── Estratto del testo ──

Oggi viviamo nell’era del lavoro flessibile,e sempre meno sono i giovani che riescono ad avere un posto di lavoro fisso, ecco perché anche i prestiti hanno dovuto cercare una linea di adeguamento.
Per chi non dispone di un reddito fisso certo non si può creare un gruppo separato a cui negare il prestito, poiché non è in grado di presentare una busta paga, ma si può cercare di arginare il problema. La risposta che poi diventa la nostra soluzione è fornire un altro genere di garanzie che vada al di là della busta paga. La garanzia può essere rappresentata o da un immobile di proprietà oppure dalla figura di un garante, capace di adempiere all’insolvenza qualora la generi il mutuatario. In questo modo, anche coloro che non lavorano possono ottenere un prestito, per la banca è solo indispensabile dimostrare di poter far fronte al pagamento mensile della rata stabilita.

───
── Dati di partenza ──

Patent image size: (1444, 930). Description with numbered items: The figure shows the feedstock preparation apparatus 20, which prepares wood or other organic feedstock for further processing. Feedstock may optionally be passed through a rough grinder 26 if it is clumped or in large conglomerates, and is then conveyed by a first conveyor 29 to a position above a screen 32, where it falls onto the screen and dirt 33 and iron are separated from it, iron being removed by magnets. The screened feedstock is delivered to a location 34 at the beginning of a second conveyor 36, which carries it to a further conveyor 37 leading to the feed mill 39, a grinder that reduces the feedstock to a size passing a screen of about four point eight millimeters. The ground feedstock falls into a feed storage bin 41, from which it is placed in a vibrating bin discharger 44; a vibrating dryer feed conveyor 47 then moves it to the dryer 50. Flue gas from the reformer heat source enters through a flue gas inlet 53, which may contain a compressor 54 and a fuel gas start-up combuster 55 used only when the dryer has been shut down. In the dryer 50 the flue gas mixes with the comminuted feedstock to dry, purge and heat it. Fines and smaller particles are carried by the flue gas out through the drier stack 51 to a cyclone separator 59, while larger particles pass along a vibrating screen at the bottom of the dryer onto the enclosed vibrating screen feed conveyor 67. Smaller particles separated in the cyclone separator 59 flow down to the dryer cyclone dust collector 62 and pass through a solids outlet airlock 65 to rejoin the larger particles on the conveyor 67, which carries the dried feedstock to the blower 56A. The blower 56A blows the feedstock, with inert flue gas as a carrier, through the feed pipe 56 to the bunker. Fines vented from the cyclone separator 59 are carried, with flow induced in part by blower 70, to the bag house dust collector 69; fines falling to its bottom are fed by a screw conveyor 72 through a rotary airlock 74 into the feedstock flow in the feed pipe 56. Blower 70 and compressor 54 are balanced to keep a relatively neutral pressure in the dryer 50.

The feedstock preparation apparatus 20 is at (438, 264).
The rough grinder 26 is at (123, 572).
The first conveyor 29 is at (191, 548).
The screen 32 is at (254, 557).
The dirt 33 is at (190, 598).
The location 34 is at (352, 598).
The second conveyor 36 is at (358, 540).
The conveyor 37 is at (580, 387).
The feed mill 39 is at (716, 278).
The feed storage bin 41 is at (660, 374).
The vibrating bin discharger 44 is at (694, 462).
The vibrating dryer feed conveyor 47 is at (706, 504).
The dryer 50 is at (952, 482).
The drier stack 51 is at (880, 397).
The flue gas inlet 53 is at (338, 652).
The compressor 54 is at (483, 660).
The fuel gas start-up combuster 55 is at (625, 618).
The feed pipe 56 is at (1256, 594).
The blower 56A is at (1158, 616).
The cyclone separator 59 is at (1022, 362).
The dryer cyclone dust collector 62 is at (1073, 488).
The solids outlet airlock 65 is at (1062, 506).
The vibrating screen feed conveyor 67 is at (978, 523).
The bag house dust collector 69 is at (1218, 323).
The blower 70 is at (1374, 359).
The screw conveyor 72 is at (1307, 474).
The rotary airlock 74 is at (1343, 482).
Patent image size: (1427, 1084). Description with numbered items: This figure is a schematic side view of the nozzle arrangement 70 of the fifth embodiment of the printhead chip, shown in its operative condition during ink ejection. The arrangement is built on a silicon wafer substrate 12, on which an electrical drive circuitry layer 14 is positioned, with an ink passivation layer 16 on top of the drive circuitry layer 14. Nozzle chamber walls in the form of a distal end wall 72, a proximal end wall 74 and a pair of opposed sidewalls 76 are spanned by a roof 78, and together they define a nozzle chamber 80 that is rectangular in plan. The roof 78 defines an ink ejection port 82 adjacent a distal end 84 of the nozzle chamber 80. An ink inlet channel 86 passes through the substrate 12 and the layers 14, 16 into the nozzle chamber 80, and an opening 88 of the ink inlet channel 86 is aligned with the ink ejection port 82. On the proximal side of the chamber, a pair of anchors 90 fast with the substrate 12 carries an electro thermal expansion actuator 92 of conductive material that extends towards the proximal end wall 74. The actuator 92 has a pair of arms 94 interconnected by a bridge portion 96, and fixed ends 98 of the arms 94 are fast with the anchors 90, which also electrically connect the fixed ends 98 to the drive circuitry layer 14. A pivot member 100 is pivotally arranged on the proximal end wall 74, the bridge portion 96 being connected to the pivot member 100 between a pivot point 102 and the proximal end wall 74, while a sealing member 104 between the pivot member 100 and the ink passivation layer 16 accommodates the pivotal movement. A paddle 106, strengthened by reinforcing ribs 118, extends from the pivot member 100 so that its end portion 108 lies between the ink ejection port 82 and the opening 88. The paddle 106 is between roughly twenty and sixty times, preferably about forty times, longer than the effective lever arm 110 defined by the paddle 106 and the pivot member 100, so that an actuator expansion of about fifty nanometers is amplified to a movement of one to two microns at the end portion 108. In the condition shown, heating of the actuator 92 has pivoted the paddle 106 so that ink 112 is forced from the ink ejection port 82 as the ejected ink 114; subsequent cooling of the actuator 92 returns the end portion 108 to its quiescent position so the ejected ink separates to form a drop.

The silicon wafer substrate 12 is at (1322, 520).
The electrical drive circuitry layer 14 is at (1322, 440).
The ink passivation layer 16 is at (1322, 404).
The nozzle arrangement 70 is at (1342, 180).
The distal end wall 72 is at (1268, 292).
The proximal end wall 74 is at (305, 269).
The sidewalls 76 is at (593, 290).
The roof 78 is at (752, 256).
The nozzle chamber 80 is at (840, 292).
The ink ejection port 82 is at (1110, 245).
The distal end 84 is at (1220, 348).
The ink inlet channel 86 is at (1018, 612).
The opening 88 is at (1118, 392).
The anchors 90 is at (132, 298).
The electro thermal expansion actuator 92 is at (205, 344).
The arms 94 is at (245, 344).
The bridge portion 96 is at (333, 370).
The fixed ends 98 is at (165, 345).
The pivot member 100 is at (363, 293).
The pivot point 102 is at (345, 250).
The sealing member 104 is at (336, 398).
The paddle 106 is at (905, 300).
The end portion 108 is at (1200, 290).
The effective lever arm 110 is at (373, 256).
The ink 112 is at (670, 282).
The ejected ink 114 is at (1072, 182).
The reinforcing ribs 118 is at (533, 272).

───

● **Domande**
A – Secondo il testo sui prestiti, da che cosa può essere rappresentata la garanzia?
B – Copia dal testo sui prestiti tutto quello che va da "Oggi viviamo nell’era" fino a "linea di adeguamento.".
C – Scrivi il seguito del testo sui prestiti, partendo da dove si ferma.
Le voci non servono per questo lavoro.

● **Risposte fornite**
A – Da un immobile di proprietà oppure dalla figura di un garante.

B –
Oggi viviamo nell’era del lavoro flessibile,e sempre meno sono i giovani che riescono ad avere un posto di lavoro fisso, ecco perché anche i prestiti hanno dovuto cercare una linea di adeguamento.

C –
La procedura di inoltro ed accettazione è la stessa prevista per altri prestiti solo che in questo caso, i tempi potrebbero essere un po’ più lunghi, per poter fare tutte le accurate verifiche. Quindi per coloro che sono assunti temporaneamente e hanno bisogno di un prestito la soluzione esiste, non occorre disperarsi!